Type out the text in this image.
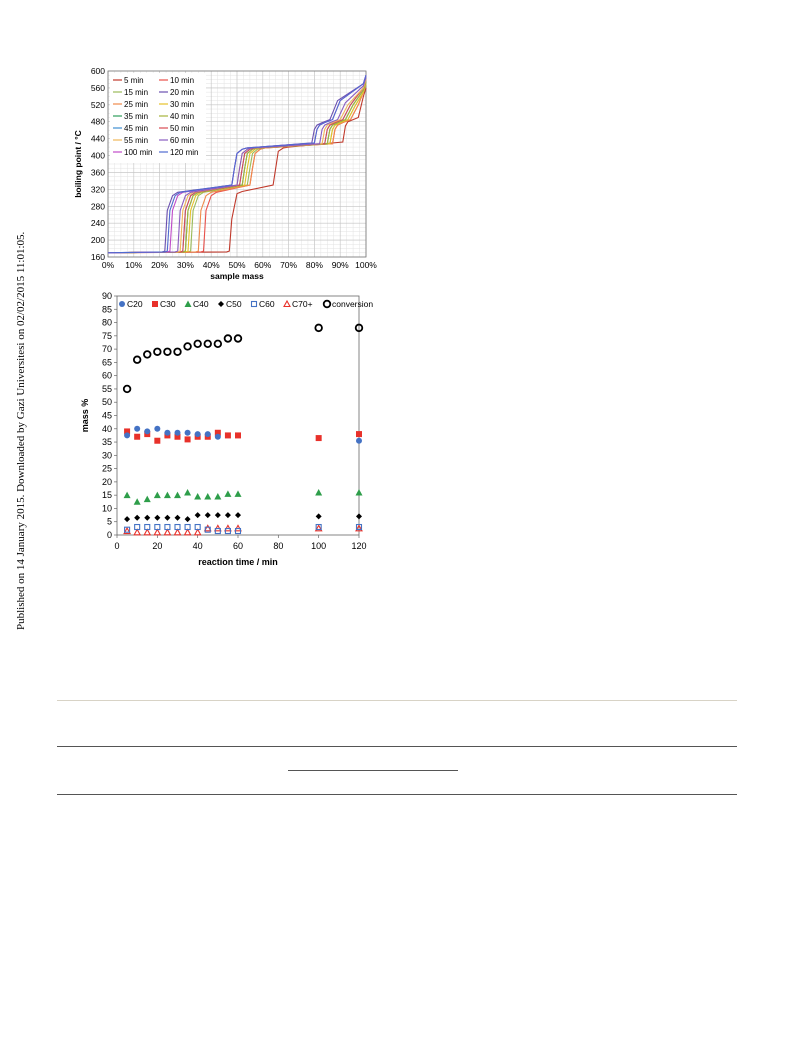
Published on 14 January 2015. Downloaded by Gazi Universitesi on 02/02/2015 11:01:05.	160
200
240
280
320
360
400
440
480
520
560
600
0% 10% 20% 30% 40% 50% 60% 70% 80% 90% 100%
sample mass
boiling point / °C
5 min	10 min
15 min	20 min
25 min	30 min
35 min	40 min
45 min	50 min
55 min	60 min
100 min 120 min
0
5
10
15
20
25
30
35
40
45
50
55
60
65
70
75
80
85
90
0	20	40	60	80	100	120
reaction time / min
mass %
C20 C30 C40 C50 C60 C70+ conversion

**Short problem**
Retype every record above exactly as written, but leave out the pictures.

**Full solution**
Type out the text in this image.
Published on 14 January 2015. Downloaded by Gazi Universitesi on 02/02/2015 11:01:05.	160
200
240
280
320
360
400
440
480
520
560
600
0% 10% 20% 30% 40% 50% 60% 70% 80% 90% 100%
sample mass
boiling point / °C
5 min	10 min
15 min	20 min
25 min	30 min
35 min	40 min
45 min	50 min
55 min	60 min
100 min 120 min
0
5
10
15
20
25
30
35
40
45
50
55
60
65
70
75
80
85
90
0	20	40	60	80	100	120
reaction time / min
mass %
C20 C30 C40 C50 C60 C70+ conversion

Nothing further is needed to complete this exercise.